··· Data for this exercise ···
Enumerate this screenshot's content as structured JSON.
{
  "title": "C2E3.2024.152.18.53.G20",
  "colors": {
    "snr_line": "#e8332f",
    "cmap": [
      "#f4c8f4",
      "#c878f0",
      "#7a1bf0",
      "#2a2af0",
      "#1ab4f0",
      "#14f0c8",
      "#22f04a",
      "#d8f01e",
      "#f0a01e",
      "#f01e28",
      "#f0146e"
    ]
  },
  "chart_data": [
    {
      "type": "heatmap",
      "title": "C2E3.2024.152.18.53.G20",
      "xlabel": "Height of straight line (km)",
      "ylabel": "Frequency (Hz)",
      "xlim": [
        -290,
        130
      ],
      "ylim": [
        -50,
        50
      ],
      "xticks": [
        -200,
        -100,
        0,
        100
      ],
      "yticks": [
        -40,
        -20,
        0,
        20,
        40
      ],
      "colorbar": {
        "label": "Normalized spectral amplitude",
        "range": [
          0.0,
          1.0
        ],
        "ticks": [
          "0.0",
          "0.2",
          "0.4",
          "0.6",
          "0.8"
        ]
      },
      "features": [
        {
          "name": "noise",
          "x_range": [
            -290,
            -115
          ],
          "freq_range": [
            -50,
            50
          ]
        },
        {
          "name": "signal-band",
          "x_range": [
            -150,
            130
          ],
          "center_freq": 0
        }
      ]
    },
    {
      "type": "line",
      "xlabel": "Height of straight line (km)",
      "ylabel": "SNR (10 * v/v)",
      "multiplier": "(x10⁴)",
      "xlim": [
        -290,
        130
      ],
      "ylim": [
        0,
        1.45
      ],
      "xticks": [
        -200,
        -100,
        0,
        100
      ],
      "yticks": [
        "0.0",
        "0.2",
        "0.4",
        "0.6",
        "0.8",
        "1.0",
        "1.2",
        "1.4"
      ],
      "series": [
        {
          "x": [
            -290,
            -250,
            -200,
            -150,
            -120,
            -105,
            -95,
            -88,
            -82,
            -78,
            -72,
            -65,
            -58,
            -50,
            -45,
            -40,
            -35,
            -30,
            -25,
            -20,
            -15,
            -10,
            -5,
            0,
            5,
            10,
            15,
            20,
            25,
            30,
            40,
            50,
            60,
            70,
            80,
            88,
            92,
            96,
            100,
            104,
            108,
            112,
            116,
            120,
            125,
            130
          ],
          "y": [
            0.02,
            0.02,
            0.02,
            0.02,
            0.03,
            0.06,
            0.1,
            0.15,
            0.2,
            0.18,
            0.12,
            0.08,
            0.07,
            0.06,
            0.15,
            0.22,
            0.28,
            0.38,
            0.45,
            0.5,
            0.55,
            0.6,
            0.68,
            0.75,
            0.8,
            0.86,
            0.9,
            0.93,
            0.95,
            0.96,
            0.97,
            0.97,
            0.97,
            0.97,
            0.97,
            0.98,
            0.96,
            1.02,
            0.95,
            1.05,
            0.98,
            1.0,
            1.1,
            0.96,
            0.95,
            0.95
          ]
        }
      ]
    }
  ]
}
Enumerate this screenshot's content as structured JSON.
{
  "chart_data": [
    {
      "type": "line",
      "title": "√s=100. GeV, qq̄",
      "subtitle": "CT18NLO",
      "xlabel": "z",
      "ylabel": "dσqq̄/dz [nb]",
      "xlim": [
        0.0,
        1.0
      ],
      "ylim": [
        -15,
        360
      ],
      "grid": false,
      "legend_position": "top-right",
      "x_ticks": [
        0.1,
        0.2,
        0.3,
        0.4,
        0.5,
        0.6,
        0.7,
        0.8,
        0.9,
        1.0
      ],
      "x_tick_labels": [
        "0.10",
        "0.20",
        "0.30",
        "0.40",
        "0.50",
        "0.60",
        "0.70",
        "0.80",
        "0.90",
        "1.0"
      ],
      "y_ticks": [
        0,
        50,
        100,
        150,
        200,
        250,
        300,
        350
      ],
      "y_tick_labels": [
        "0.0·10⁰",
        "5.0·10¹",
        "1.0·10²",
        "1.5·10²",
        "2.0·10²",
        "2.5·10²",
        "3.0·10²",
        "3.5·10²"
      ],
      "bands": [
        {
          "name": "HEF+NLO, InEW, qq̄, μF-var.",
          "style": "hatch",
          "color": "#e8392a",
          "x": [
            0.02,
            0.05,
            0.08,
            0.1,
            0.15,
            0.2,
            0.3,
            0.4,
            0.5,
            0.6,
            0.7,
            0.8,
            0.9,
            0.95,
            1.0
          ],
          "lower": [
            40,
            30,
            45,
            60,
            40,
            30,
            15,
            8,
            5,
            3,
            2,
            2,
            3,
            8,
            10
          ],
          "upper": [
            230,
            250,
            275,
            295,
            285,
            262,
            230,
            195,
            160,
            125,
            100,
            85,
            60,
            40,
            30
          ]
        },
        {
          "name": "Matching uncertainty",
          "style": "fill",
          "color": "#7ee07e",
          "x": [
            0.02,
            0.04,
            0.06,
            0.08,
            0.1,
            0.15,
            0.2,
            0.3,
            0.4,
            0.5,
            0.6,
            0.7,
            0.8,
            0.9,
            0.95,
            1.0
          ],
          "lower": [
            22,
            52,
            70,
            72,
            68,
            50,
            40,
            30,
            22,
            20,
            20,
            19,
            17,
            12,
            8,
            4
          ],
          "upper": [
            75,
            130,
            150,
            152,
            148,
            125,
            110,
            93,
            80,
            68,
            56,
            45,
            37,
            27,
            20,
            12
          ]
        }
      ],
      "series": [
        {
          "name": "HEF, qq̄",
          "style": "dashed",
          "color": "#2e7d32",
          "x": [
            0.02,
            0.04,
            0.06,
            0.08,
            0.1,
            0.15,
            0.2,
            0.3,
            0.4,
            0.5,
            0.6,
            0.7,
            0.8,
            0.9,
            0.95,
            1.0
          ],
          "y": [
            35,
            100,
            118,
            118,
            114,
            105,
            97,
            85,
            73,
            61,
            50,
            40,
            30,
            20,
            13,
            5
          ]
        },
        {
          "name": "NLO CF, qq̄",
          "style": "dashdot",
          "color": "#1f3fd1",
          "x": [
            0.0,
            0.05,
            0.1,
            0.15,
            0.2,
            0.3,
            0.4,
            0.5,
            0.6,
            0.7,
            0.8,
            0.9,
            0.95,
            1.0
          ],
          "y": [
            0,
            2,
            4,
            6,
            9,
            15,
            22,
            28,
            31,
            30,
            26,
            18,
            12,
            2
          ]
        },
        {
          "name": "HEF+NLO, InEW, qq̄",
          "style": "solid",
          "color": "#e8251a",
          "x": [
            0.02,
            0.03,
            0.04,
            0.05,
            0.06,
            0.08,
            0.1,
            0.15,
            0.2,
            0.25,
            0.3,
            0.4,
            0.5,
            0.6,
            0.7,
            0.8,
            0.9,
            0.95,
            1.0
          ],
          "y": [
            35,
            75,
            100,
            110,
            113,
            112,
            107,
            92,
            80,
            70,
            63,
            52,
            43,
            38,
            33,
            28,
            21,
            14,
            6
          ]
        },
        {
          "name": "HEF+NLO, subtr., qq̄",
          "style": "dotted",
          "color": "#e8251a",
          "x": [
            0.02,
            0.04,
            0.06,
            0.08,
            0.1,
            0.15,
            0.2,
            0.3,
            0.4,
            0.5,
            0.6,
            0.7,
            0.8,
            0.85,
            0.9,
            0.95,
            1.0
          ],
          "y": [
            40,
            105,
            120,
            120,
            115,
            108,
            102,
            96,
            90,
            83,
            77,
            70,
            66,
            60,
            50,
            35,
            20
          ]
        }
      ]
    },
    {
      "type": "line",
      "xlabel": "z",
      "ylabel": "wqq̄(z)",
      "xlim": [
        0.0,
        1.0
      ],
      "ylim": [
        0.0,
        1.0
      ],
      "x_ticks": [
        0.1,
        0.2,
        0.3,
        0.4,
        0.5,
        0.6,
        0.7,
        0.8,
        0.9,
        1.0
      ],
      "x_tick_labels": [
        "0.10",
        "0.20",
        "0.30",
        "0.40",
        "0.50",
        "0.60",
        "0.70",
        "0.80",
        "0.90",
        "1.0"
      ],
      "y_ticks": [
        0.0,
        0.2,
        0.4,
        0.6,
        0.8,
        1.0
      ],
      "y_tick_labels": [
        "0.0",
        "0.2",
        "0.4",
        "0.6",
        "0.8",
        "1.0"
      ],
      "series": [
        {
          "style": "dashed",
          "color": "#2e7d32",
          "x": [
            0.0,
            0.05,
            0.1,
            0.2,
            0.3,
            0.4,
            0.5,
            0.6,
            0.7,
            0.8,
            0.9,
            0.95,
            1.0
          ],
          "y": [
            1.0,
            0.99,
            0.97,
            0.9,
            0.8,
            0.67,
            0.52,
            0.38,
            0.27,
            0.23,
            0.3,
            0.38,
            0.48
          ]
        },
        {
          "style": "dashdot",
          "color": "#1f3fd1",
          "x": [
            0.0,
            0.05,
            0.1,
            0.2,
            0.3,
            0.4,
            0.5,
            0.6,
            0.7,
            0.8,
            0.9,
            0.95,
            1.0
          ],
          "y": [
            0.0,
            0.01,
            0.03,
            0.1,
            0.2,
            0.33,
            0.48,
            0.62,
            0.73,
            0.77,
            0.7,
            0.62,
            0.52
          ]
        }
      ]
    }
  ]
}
···
What is the number of lines in these records that contain "style"? Reply with the number only.

8